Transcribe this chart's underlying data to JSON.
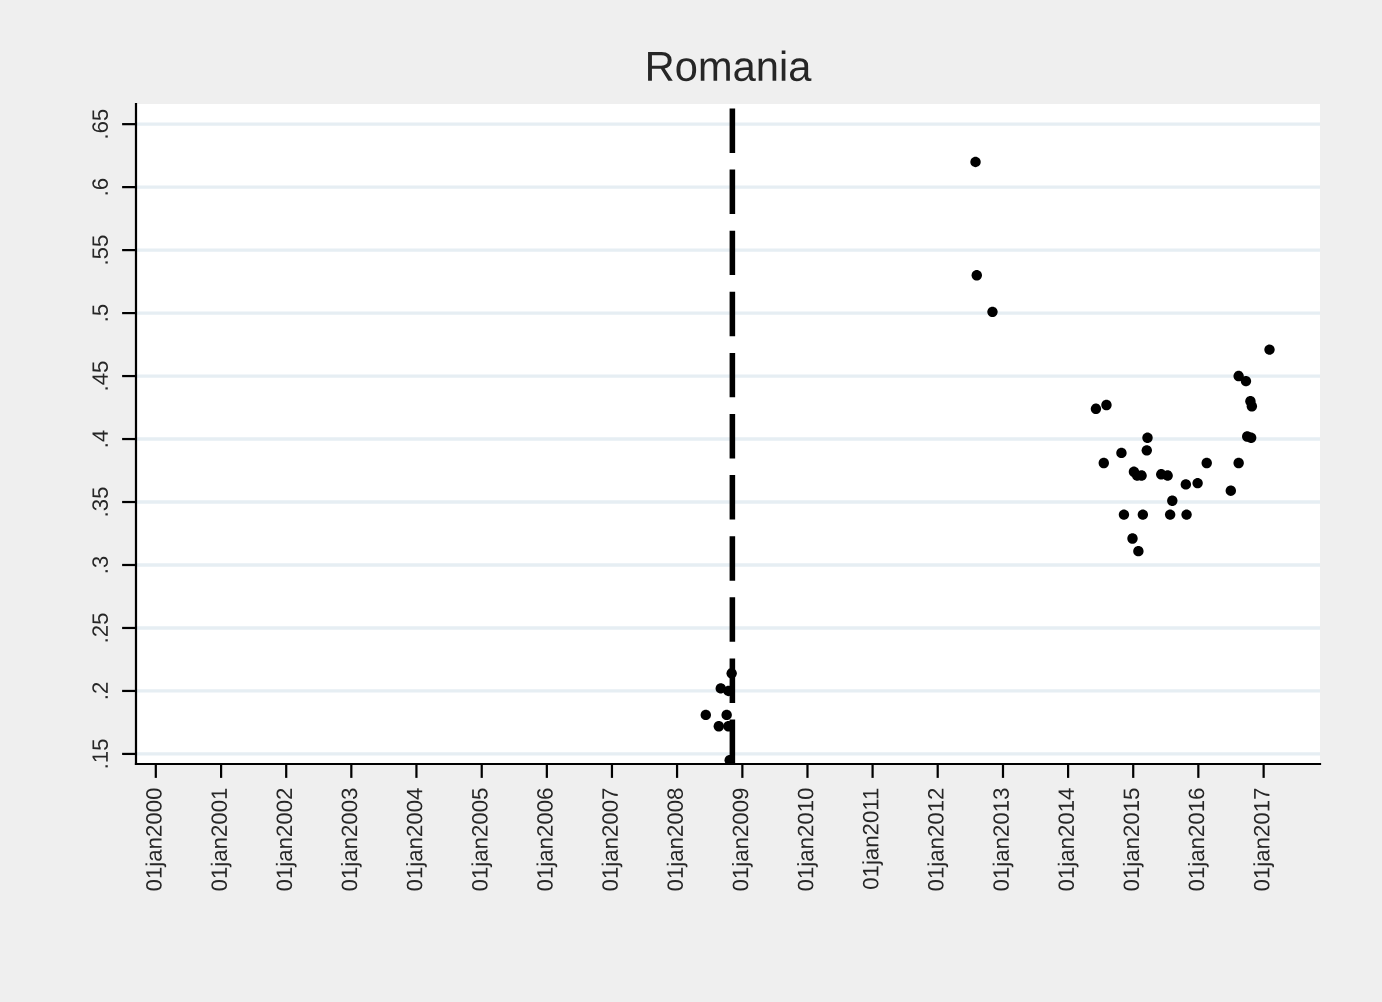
{
  "chart_data": {
    "type": "scatter",
    "title": "Romania",
    "marker": "circle",
    "grid": "y",
    "series": [
      {
        "color": "#000000",
        "x": [
          "2008-06-10",
          "2008-09-02",
          "2008-08-22",
          "2008-10-05",
          "2008-10-15",
          "2008-11-02",
          "2008-10-22",
          "2008-10-15",
          "2012-07-31",
          "2012-08-07",
          "2012-11-03",
          "2017-02-03",
          "2016-08-14",
          "2016-09-24",
          "2016-10-19",
          "2016-10-27",
          "2016-10-01",
          "2016-10-23",
          "2016-08-14",
          "2016-07-01",
          "2014-06-06",
          "2014-08-04",
          "2015-03-22",
          "2015-03-18",
          "2014-07-20",
          "2014-10-27",
          "2015-01-05",
          "2015-01-23",
          "2015-02-17",
          "2015-06-07",
          "2015-07-13",
          "2015-10-23",
          "2015-12-28",
          "2016-02-17",
          "2015-08-08",
          "2014-11-10",
          "2015-02-24",
          "2015-07-27",
          "2015-10-27",
          "2014-12-28",
          "2015-01-30"
        ],
        "values": [
          0.181,
          0.202,
          0.172,
          0.181,
          0.2,
          0.214,
          0.145,
          0.172,
          0.62,
          0.53,
          0.501,
          0.471,
          0.45,
          0.446,
          0.43,
          0.426,
          0.402,
          0.401,
          0.381,
          0.359,
          0.424,
          0.427,
          0.401,
          0.391,
          0.381,
          0.389,
          0.374,
          0.371,
          0.371,
          0.372,
          0.371,
          0.364,
          0.365,
          0.381,
          0.351,
          0.34,
          0.34,
          0.34,
          0.34,
          0.321,
          0.311
        ]
      }
    ],
    "xlim": [
      "1999-09-12",
      "2017-11-13"
    ],
    "xticks": [
      {
        "value": "2000-01-01",
        "label": "01jan2000"
      },
      {
        "value": "2001-01-01",
        "label": "01jan2001"
      },
      {
        "value": "2002-01-01",
        "label": "01jan2002"
      },
      {
        "value": "2003-01-01",
        "label": "01jan2003"
      },
      {
        "value": "2004-01-01",
        "label": "01jan2004"
      },
      {
        "value": "2005-01-01",
        "label": "01jan2005"
      },
      {
        "value": "2006-01-01",
        "label": "01jan2006"
      },
      {
        "value": "2007-01-01",
        "label": "01jan2007"
      },
      {
        "value": "2008-01-01",
        "label": "01jan2008"
      },
      {
        "value": "2009-01-01",
        "label": "01jan2009"
      },
      {
        "value": "2010-01-01",
        "label": "01jan2010"
      },
      {
        "value": "2011-01-01",
        "label": "01jan2011"
      },
      {
        "value": "2012-01-01",
        "label": "01jan2012"
      },
      {
        "value": "2013-01-01",
        "label": "01jan2013"
      },
      {
        "value": "2014-01-01",
        "label": "01jan2014"
      },
      {
        "value": "2015-01-01",
        "label": "01jan2015"
      },
      {
        "value": "2016-01-01",
        "label": "01jan2016"
      },
      {
        "value": "2017-01-01",
        "label": "01jan2017"
      }
    ],
    "ylim": [
      0.142,
      0.666
    ],
    "yticks": [
      {
        "value": 0.15,
        "label": ".15"
      },
      {
        "value": 0.2,
        "label": ".2"
      },
      {
        "value": 0.25,
        "label": ".25"
      },
      {
        "value": 0.3,
        "label": ".3"
      },
      {
        "value": 0.35,
        "label": ".35"
      },
      {
        "value": 0.4,
        "label": ".4"
      },
      {
        "value": 0.45,
        "label": ".45"
      },
      {
        "value": 0.5,
        "label": ".5"
      },
      {
        "value": 0.55,
        "label": ".55"
      },
      {
        "value": 0.6,
        "label": ".6"
      },
      {
        "value": 0.65,
        "label": ".65"
      }
    ],
    "ref_lines": [
      {
        "axis": "x",
        "value": "2008-11-06",
        "color": "#000000",
        "line_style": "dashed"
      }
    ]
  }
}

++++++++

TASK REQUIREMENTS: Return the whole listing, word for word, and leave out every picture.

TASK ANSWER:
Transcribe this chart's underlying data to JSON.
{
  "chart_data": {
    "type": "scatter",
    "title": "Romania",
    "marker": "circle",
    "grid": "y",
    "series": [
      {
        "color": "#000000",
        "x": [
          "2008-06-10",
          "2008-09-02",
          "2008-08-22",
          "2008-10-05",
          "2008-10-15",
          "2008-11-02",
          "2008-10-22",
          "2008-10-15",
          "2012-07-31",
          "2012-08-07",
          "2012-11-03",
          "2017-02-03",
          "2016-08-14",
          "2016-09-24",
          "2016-10-19",
          "2016-10-27",
          "2016-10-01",
          "2016-10-23",
          "2016-08-14",
          "2016-07-01",
          "2014-06-06",
          "2014-08-04",
          "2015-03-22",
          "2015-03-18",
          "2014-07-20",
          "2014-10-27",
          "2015-01-05",
          "2015-01-23",
          "2015-02-17",
          "2015-06-07",
          "2015-07-13",
          "2015-10-23",
          "2015-12-28",
          "2016-02-17",
          "2015-08-08",
          "2014-11-10",
          "2015-02-24",
          "2015-07-27",
          "2015-10-27",
          "2014-12-28",
          "2015-01-30"
        ],
        "values": [
          0.181,
          0.202,
          0.172,
          0.181,
          0.2,
          0.214,
          0.145,
          0.172,
          0.62,
          0.53,
          0.501,
          0.471,
          0.45,
          0.446,
          0.43,
          0.426,
          0.402,
          0.401,
          0.381,
          0.359,
          0.424,
          0.427,
          0.401,
          0.391,
          0.381,
          0.389,
          0.374,
          0.371,
          0.371,
          0.372,
          0.371,
          0.364,
          0.365,
          0.381,
          0.351,
          0.34,
          0.34,
          0.34,
          0.34,
          0.321,
          0.311
        ]
      }
    ],
    "xlim": [
      "1999-09-12",
      "2017-11-13"
    ],
    "xticks": [
      {
        "value": "2000-01-01",
        "label": "01jan2000"
      },
      {
        "value": "2001-01-01",
        "label": "01jan2001"
      },
      {
        "value": "2002-01-01",
        "label": "01jan2002"
      },
      {
        "value": "2003-01-01",
        "label": "01jan2003"
      },
      {
        "value": "2004-01-01",
        "label": "01jan2004"
      },
      {
        "value": "2005-01-01",
        "label": "01jan2005"
      },
      {
        "value": "2006-01-01",
        "label": "01jan2006"
      },
      {
        "value": "2007-01-01",
        "label": "01jan2007"
      },
      {
        "value": "2008-01-01",
        "label": "01jan2008"
      },
      {
        "value": "2009-01-01",
        "label": "01jan2009"
      },
      {
        "value": "2010-01-01",
        "label": "01jan2010"
      },
      {
        "value": "2011-01-01",
        "label": "01jan2011"
      },
      {
        "value": "2012-01-01",
        "label": "01jan2012"
      },
      {
        "value": "2013-01-01",
        "label": "01jan2013"
      },
      {
        "value": "2014-01-01",
        "label": "01jan2014"
      },
      {
        "value": "2015-01-01",
        "label": "01jan2015"
      },
      {
        "value": "2016-01-01",
        "label": "01jan2016"
      },
      {
        "value": "2017-01-01",
        "label": "01jan2017"
      }
    ],
    "ylim": [
      0.142,
      0.666
    ],
    "yticks": [
      {
        "value": 0.15,
        "label": ".15"
      },
      {
        "value": 0.2,
        "label": ".2"
      },
      {
        "value": 0.25,
        "label": ".25"
      },
      {
        "value": 0.3,
        "label": ".3"
      },
      {
        "value": 0.35,
        "label": ".35"
      },
      {
        "value": 0.4,
        "label": ".4"
      },
      {
        "value": 0.45,
        "label": ".45"
      },
      {
        "value": 0.5,
        "label": ".5"
      },
      {
        "value": 0.55,
        "label": ".55"
      },
      {
        "value": 0.6,
        "label": ".6"
      },
      {
        "value": 0.65,
        "label": ".65"
      }
    ],
    "ref_lines": [
      {
        "axis": "x",
        "value": "2008-11-06",
        "color": "#000000",
        "line_style": "dashed"
      }
    ]
  }
}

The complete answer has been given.